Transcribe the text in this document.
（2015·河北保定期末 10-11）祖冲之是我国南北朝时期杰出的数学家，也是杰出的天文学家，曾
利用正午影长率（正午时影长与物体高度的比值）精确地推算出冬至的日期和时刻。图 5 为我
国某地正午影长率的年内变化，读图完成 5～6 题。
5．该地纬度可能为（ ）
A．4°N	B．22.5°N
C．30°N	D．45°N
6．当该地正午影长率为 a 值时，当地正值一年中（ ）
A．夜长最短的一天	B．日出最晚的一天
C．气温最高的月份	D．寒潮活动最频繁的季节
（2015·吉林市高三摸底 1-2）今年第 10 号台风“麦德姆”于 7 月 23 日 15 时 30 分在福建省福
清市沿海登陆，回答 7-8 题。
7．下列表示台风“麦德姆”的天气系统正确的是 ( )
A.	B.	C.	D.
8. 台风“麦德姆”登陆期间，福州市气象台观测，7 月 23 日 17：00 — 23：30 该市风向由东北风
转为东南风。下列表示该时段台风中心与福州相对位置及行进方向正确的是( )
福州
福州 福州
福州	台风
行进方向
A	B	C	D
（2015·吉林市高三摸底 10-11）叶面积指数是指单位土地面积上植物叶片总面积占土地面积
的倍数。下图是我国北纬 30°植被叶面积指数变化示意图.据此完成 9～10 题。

__WHAT IS EXPECTED__: Would you reproduce all the entries exactly?

__EXERCISE OUTPUT__:
Transcribe the text in this document.
（2015·河北保定期末 10-11）祖冲之是我国南北朝时期杰出的数学家，也是杰出的天文学家，曾
利用正午影长率（正午时影长与物体高度的比值）精确地推算出冬至的日期和时刻。图 5 为我
国某地正午影长率的年内变化，读图完成 5～6 题。
5．该地纬度可能为（ ）
A．4°N	B．22.5°N
C．30°N	D．45°N
6．当该地正午影长率为 a 值时，当地正值一年中（ ）
A．夜长最短的一天	B．日出最晚的一天
C．气温最高的月份	D．寒潮活动最频繁的季节
（2015·吉林市高三摸底 1-2）今年第 10 号台风“麦德姆”于 7 月 23 日 15 时 30 分在福建省福
清市沿海登陆，回答 7-8 题。
7．下列表示台风“麦德姆”的天气系统正确的是 ( )
A.	B.	C.	D.
8. 台风“麦德姆”登陆期间，福州市气象台观测，7 月 23 日 17：00 — 23：30 该市风向由东北风
转为东南风。下列表示该时段台风中心与福州相对位置及行进方向正确的是( )
福州
福州 福州
福州	台风
行进方向
A	B	C	D
（2015·吉林市高三摸底 10-11）叶面积指数是指单位土地面积上植物叶片总面积占土地面积
的倍数。下图是我国北纬 30°植被叶面积指数变化示意图.据此完成 9～10 题。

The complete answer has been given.